第31回 イチロー(2)(2009.06.05 掲載)

――前回は、年齢が高くなってもバリバリの現役でい続けるには、若い頃の身体のゆるみを失わないことが大前提で、そのためにはゆるトレーニングを導入することが欠かせないという話を伺いました。そのお話を踏まえて、今回からイチローについて具体的に見ていきたいと思います。では、まずイチローが最高の状態だった'04年、262本というメジャーリーグのシーズン最多安打記録を樹立した時の身体意識とゆるみ度から伺っていきます。

※「身体意識」とは、高岡が発見した身体に形成される潜在意識のことであり、視聴覚的意識に対する「体性感覚的意識」の学術的省略表現である。『センター・体軸・正中線』(ベースボール・マガジン社)のはじめに(1ページ~)、序章(17ページ~)や『身体意識を鍛える』(青春出版社)の第2章「達人たちの〝身体づかい〟7つの極意を知る」(45ページ~)で詳しく解説しています。

目的 1 => 本文によると、イチローが'04年に樹立したメジャーリーグのシーズン最多安打記録は何本ですか。
本文と記録は互いに無関係な別々の資料です。

入力データ =>
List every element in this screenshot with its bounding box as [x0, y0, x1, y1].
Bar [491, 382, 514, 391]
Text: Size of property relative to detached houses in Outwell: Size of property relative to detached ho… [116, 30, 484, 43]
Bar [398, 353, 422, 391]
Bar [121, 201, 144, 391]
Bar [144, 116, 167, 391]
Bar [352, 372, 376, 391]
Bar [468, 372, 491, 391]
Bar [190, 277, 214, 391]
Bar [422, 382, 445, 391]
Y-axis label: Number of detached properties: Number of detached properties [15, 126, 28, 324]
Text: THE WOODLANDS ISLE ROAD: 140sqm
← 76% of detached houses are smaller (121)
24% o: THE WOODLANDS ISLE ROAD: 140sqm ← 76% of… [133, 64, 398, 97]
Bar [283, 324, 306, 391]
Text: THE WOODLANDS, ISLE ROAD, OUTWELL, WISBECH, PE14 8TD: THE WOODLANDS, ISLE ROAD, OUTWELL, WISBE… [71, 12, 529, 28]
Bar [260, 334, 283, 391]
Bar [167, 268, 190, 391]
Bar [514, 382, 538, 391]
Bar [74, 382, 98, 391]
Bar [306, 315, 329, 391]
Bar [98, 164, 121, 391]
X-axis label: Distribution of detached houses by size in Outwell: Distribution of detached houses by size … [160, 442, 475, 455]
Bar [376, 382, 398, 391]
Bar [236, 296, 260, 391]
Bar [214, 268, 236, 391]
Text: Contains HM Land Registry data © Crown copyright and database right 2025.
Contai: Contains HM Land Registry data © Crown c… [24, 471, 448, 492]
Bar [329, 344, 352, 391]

目的 2 => 記録の先頭から「Bar [260, 334, 283, 391]」を含む行までを、両端の行も含めて一字一句変えずに抜き出してください。

正解 1 => 262本

正解 2 =>
List every element in this screenshot with its bounding box as [x0, y0, x1, y1].
Bar [491, 382, 514, 391]
Text: Size of property relative to detached houses in Outwell: Size of property relative to detached ho… [116, 30, 484, 43]
Bar [398, 353, 422, 391]
Bar [121, 201, 144, 391]
Bar [144, 116, 167, 391]
Bar [352, 372, 376, 391]
Bar [468, 372, 491, 391]
Bar [190, 277, 214, 391]
Bar [422, 382, 445, 391]
Y-axis label: Number of detached properties: Number of detached properties [15, 126, 28, 324]
Text: THE WOODLANDS ISLE ROAD: 140sqm
← 76% of detached houses are smaller (121)
24% o: THE WOODLANDS ISLE ROAD: 140sqm ← 76% of… [133, 64, 398, 97]
Bar [283, 324, 306, 391]
Text: THE WOODLANDS, ISLE ROAD, OUTWELL, WISBECH, PE14 8TD: THE WOODLANDS, ISLE ROAD, OUTWELL, WISBE… [71, 12, 529, 28]
Bar [260, 334, 283, 391]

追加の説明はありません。